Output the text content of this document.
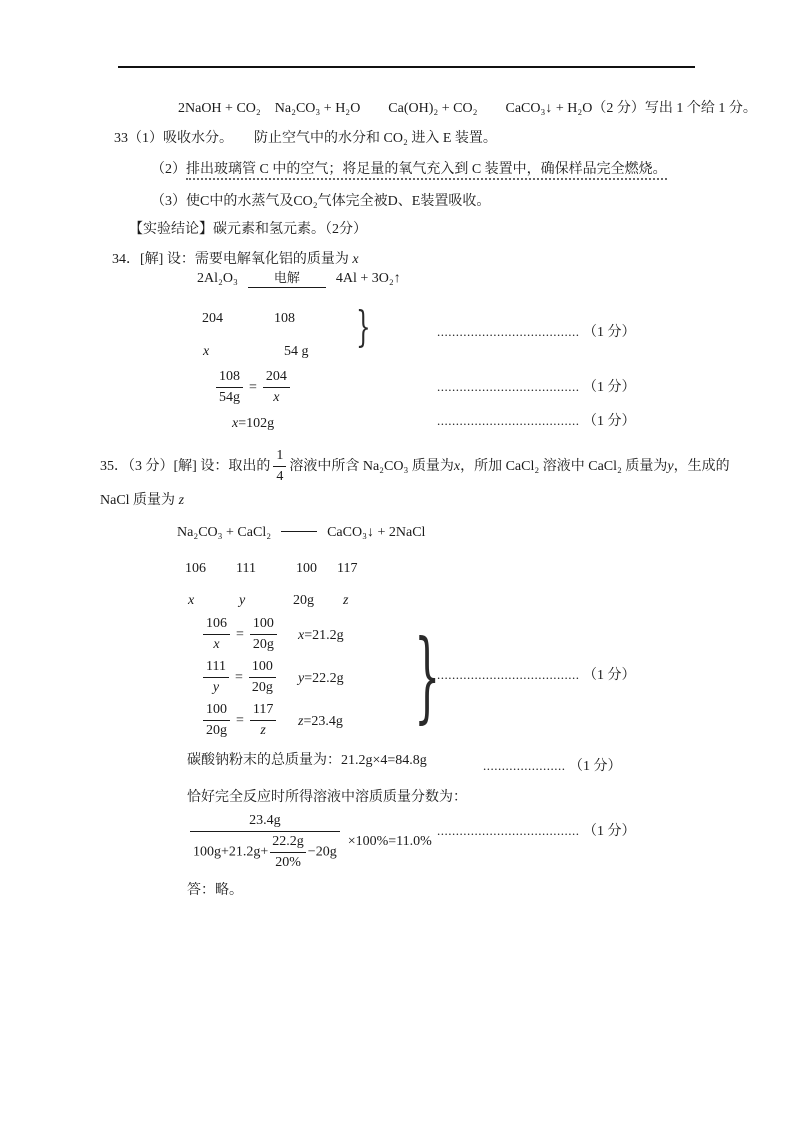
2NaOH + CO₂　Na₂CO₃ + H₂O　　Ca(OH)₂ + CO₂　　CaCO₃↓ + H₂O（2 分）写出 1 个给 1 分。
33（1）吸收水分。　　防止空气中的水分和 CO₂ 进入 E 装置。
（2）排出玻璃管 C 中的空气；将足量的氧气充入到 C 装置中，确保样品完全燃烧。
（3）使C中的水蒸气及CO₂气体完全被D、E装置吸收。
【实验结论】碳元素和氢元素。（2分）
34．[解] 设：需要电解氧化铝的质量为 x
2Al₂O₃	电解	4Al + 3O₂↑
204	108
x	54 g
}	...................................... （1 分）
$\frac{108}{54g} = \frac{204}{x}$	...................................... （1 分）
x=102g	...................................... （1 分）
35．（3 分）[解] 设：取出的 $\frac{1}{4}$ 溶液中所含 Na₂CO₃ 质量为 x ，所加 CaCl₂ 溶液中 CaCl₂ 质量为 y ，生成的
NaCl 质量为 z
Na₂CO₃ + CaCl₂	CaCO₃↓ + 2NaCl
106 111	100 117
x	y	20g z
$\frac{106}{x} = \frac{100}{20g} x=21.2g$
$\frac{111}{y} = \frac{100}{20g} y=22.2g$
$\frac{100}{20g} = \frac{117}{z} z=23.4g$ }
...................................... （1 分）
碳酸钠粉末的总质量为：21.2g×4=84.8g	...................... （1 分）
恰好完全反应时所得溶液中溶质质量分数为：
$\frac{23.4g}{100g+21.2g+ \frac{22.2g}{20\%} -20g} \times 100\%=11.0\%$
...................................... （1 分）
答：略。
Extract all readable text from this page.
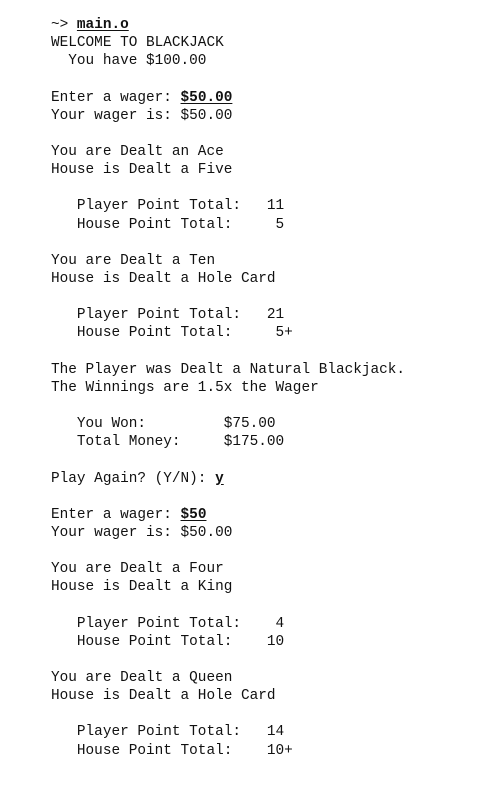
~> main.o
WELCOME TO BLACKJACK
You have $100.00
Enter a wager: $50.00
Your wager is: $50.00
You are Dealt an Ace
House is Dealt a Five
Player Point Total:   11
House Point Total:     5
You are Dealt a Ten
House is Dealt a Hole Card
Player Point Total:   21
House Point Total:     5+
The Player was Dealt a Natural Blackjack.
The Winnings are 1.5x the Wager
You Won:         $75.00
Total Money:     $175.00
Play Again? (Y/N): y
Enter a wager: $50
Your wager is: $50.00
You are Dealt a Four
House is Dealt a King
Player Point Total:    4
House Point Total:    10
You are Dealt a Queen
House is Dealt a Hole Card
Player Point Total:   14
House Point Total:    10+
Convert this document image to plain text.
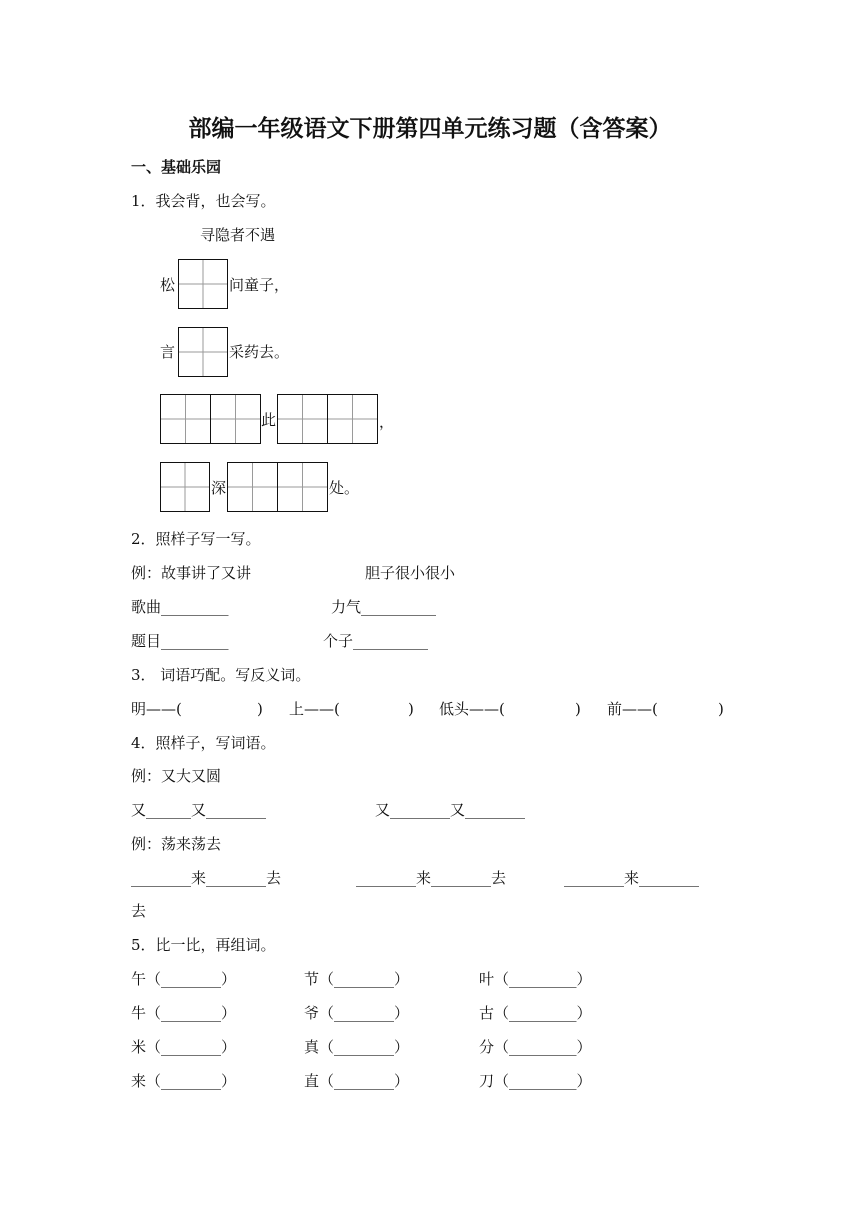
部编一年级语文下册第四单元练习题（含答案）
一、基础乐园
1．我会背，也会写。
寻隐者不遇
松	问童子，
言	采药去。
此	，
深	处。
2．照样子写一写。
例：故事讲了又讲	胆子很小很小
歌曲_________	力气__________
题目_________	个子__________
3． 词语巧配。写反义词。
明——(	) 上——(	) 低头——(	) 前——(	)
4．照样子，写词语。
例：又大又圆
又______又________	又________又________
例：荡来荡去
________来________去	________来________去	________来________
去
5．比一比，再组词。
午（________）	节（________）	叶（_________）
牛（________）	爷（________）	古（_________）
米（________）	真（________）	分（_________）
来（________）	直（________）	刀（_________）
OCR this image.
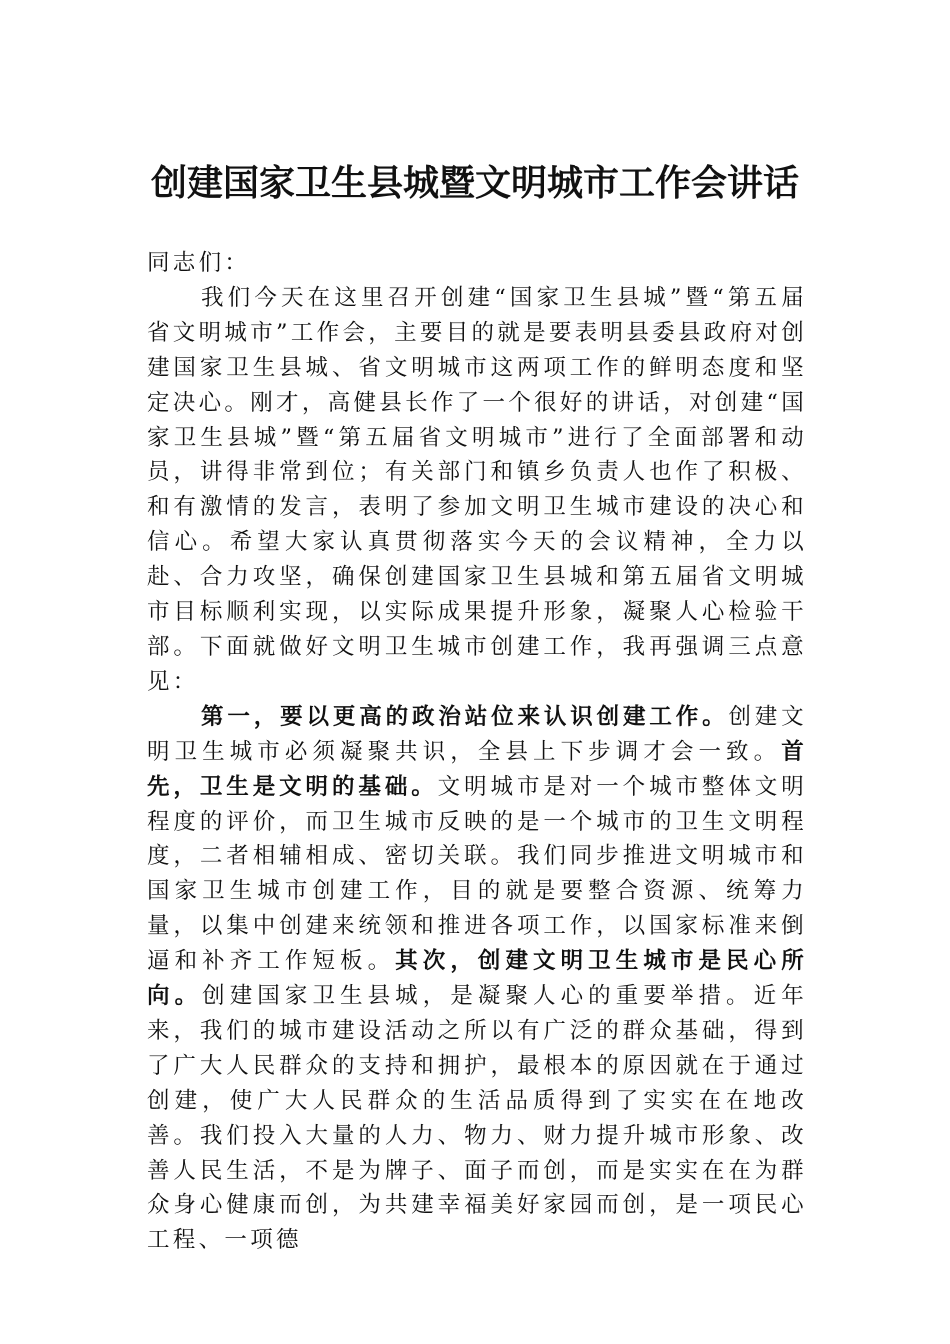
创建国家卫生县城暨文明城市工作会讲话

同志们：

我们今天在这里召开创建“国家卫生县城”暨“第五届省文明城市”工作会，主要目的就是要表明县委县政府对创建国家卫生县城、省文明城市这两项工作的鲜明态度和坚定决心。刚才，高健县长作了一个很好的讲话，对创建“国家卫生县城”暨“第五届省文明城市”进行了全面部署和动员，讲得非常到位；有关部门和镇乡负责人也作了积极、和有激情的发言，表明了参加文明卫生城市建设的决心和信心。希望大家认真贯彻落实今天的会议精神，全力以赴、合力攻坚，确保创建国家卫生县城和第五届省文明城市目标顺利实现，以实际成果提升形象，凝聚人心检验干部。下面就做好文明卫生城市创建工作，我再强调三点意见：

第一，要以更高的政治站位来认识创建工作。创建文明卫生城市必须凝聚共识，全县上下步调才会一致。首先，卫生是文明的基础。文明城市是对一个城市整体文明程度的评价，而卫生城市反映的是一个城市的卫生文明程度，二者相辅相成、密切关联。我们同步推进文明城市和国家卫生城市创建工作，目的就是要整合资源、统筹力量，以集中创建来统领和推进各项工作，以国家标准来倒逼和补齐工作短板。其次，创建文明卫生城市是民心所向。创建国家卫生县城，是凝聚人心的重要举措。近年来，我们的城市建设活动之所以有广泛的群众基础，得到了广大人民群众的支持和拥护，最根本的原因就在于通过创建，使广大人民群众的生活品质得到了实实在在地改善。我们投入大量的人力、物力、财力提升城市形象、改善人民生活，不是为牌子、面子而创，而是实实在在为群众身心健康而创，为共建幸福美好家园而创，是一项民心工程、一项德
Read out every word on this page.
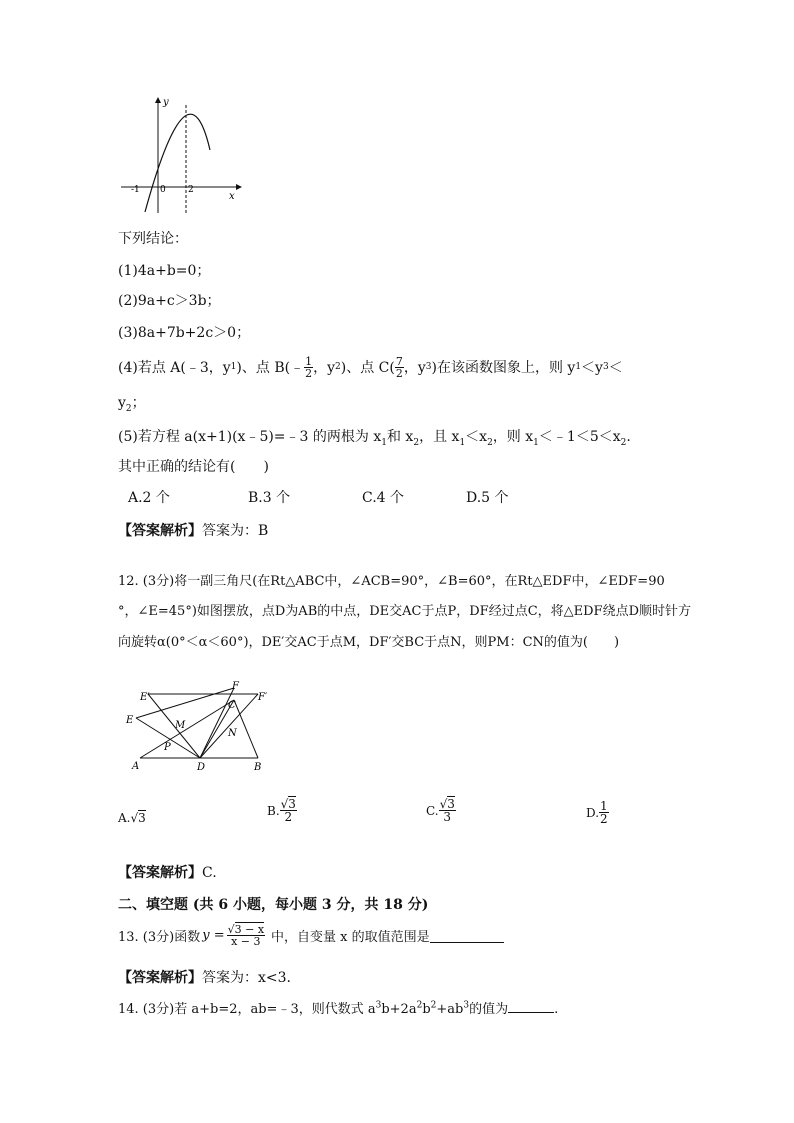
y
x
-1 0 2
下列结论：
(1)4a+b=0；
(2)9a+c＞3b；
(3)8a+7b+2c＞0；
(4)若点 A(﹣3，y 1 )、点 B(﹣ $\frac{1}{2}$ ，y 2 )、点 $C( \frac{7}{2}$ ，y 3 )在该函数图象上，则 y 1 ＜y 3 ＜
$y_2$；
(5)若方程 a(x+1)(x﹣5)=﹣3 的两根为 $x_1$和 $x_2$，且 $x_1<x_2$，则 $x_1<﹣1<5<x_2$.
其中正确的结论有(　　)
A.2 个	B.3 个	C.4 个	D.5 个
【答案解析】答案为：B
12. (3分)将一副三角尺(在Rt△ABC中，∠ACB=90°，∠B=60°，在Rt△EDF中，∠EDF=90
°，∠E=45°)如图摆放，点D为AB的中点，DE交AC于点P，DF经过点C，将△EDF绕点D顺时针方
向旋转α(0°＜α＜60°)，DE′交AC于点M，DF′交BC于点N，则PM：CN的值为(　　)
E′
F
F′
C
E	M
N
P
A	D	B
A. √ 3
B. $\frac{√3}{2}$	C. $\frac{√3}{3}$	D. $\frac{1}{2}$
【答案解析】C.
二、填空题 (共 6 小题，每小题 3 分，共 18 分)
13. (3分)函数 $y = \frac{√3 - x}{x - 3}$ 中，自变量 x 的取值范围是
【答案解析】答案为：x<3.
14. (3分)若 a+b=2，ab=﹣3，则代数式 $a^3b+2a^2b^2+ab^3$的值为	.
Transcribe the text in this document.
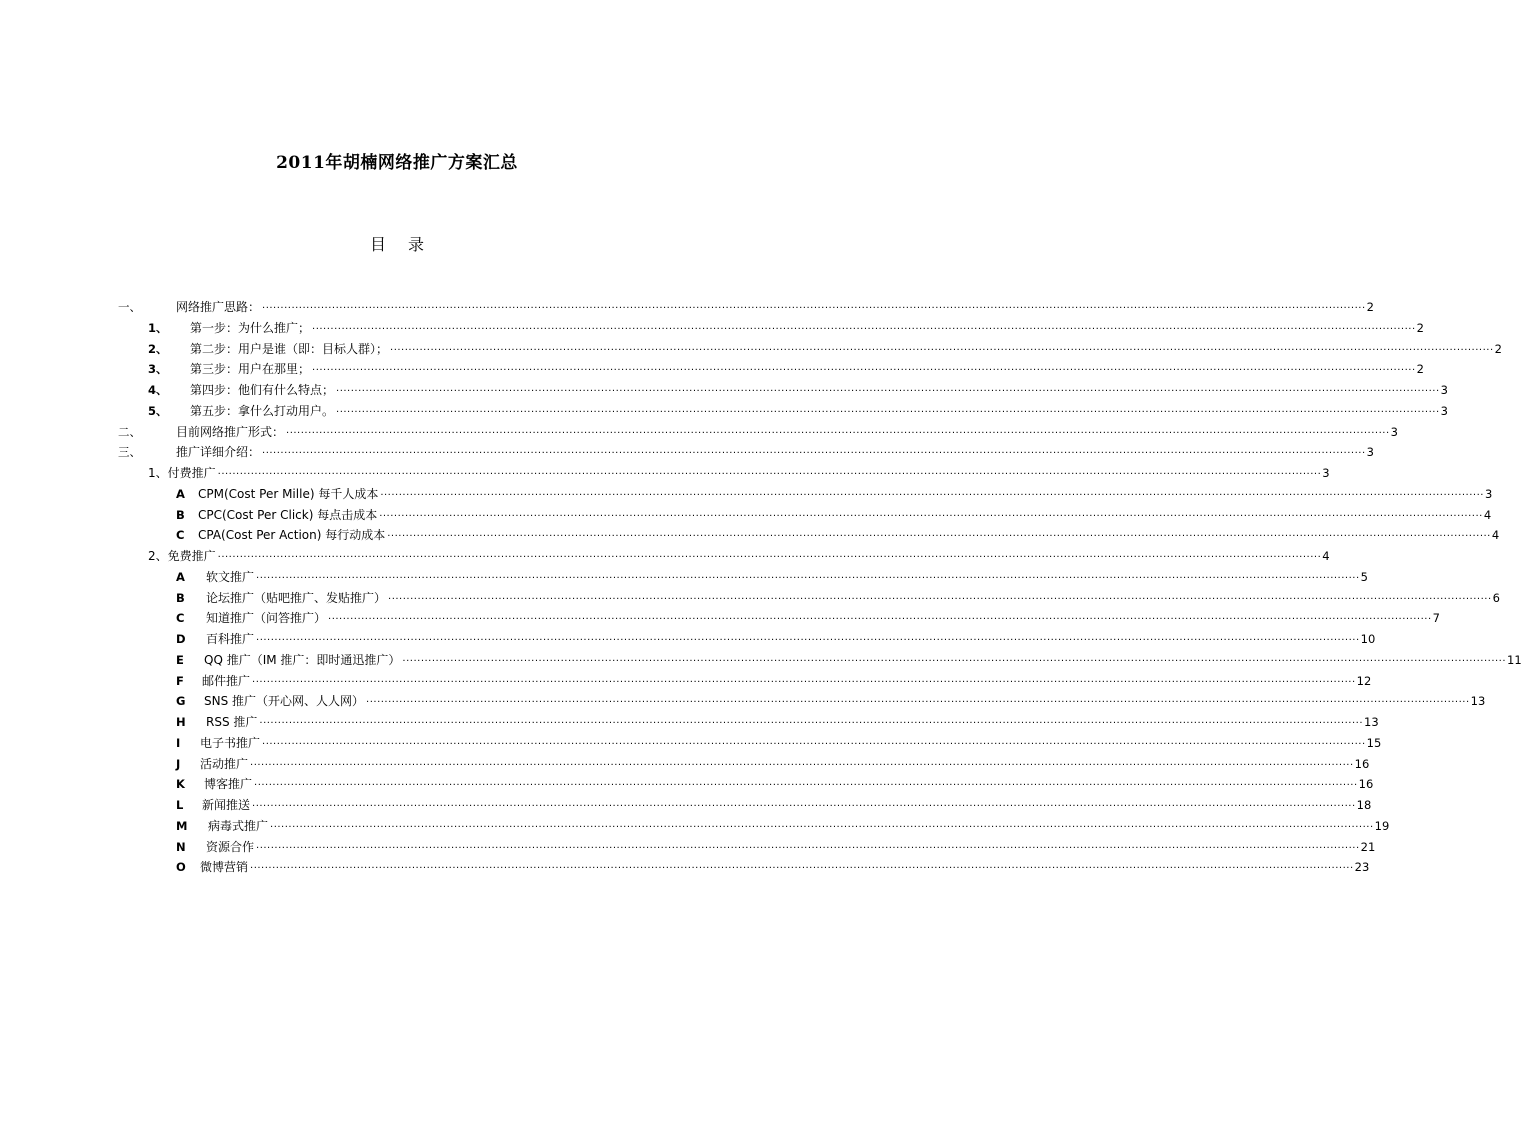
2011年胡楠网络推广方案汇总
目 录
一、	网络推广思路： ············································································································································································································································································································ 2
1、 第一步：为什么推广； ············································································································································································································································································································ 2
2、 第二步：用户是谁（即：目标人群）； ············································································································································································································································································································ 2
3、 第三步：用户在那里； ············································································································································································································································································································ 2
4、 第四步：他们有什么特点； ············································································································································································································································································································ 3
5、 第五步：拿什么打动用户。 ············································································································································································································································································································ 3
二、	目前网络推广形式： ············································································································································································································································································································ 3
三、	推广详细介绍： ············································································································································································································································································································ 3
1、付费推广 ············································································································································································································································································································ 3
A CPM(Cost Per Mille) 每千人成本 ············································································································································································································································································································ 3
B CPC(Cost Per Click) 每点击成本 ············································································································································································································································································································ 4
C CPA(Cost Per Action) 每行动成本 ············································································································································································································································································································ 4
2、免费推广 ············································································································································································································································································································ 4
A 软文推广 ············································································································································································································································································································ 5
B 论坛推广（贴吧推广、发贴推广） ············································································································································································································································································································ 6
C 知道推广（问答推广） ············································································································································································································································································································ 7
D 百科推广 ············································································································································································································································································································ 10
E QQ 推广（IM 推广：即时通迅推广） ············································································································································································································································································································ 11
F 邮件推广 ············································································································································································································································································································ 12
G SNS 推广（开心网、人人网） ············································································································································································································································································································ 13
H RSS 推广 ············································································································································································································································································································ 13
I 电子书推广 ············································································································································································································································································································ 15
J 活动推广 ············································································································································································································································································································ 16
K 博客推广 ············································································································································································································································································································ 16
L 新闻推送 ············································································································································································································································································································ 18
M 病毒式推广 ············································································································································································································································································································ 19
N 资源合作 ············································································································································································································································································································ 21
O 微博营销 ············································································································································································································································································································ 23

=== Exercise objective ===
Look through the material above. Copy each line where the word "CaCl₂" appears.

=== Answer for the task ===
35．（3 分）[解] 设：取出的 $\frac{1}{4}$ 溶液中所含 Na₂CO₃ 质量为 x ，所加 CaCl₂ 溶液中 CaCl₂ 质量为 y ，生成的
Na₂CO₃ + CaCl₂	CaCO₃↓ + 2NaCl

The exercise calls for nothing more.